**TWOJE ZADANIA**:
a) W jakiej sejmowej komisji zasiada Czesław Mroczek według tekstu o ministrze Klichu?
b) Czy poniższe stwierdzenia są zgodne z tekstem o ministrze Klichu? Przy każdym odpowiedz „tak” lub „nie” i przytocz dosłownie rozstrzygające słowa tekstu.
(i) Wniosek o odwołanie ministra obrony złożyło PiS.
(ii) Głosowanie nad wnioskiem odbywa się tego samego dnia co debata.
(iii) Czesław Mroczek wyklucza, że Bogdan Klich odejdzie ze stanowiska.
c) Wypisz dosłownie fragment tekstu o ministrze Klichu, który zaczyna się od słów zawierających „Poseł PO Czesław”, a kończy na „nad wnioskiem jutro.”.

**UDOSTĘPNIONY TEKST**:
•••••
Logo Polskiego Radia
POSŁUCHAJ
Jedynka
Andrzej Gralewski 03.02.2011

Minister Klich może odejść, ale nie teraz

Czesław Mroczek (PO): Poczekajmy na ustalenia raportu o przyczynach katastrofy smoleńskiej. On będzie za 4-5 tygodni.
Bogdan KlichBogdan Klichfot. PAP/Radek Pietruszka

Poseł PO Czesław Mroczek, członek sejmowej Komisji Obrony, nie wyklucza, że minister obrony Bogdan Klich odejdzie ze stanowiska. Ale nie teraz, jak chce tego opozycja. Dziś w Sejmie toczy się debata nad wnioskiem PiS o odwołanie ministra. Głosowanie nad wnioskiem jutro.
•••••
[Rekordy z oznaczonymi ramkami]

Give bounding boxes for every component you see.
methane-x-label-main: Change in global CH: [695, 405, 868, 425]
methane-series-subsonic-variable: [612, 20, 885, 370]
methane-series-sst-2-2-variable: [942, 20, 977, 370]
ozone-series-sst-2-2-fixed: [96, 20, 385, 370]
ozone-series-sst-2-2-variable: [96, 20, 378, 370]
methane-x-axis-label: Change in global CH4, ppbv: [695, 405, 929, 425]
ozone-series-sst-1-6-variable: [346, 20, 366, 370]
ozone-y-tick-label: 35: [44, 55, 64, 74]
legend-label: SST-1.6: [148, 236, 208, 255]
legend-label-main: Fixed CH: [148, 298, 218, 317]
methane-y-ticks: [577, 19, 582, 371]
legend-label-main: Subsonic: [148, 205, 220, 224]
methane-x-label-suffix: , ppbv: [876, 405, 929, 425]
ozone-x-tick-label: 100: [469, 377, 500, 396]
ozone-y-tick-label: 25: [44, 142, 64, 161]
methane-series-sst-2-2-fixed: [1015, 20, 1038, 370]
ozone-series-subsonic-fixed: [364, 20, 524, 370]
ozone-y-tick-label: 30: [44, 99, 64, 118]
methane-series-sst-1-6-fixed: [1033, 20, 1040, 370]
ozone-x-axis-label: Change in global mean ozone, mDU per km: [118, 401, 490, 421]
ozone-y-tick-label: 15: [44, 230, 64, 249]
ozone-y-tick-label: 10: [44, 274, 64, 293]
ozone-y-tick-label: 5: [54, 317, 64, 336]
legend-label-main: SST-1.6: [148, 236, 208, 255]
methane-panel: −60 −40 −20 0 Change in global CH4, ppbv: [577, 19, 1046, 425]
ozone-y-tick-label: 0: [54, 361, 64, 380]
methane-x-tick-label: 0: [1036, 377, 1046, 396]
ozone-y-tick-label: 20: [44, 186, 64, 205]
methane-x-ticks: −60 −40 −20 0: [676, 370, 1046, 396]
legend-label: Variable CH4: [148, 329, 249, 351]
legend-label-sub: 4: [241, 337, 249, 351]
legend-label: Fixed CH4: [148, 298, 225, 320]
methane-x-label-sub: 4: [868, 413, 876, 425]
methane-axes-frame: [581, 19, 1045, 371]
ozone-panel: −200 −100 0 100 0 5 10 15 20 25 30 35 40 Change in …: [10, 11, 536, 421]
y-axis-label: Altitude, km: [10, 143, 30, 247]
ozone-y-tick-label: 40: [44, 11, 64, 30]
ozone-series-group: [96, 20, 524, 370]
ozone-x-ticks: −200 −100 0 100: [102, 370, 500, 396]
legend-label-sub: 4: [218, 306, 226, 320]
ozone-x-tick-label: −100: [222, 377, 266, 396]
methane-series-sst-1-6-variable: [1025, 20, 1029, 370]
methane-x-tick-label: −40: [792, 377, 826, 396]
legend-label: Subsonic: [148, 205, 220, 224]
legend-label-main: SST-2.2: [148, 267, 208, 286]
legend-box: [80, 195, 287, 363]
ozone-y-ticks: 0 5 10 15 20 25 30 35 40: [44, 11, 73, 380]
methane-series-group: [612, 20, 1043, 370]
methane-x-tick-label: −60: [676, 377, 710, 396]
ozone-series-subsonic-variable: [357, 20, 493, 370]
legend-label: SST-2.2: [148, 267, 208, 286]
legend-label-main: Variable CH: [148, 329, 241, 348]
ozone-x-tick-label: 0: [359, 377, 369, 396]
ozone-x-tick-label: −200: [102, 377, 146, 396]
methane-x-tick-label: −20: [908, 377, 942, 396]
•••••
**OCZEKIWANE WYNIKI**:
a) Czesław Mroczek jest członkiem sejmowej Komisji Obrony.

b)
(i) Tak: „Dziś w Sejmie toczy się debata nad wnioskiem PiS o odwołanie ministra.”
(ii) Nie: „Głosowanie nad wnioskiem jutro.”
(iii) Nie: „nie wyklucza, że minister obrony Bogdan Klich odejdzie ze stanowiska”.

c)
Poseł PO Czesław Mroczek, członek sejmowej Komisji Obrony, nie wyklucza, że minister obrony Bogdan Klich odejdzie ze stanowiska. Ale nie teraz, jak chce tego opozycja. Dziś w Sejmie toczy się debata nad wnioskiem PiS o odwołanie ministra. Głosowanie nad wnioskiem jutro.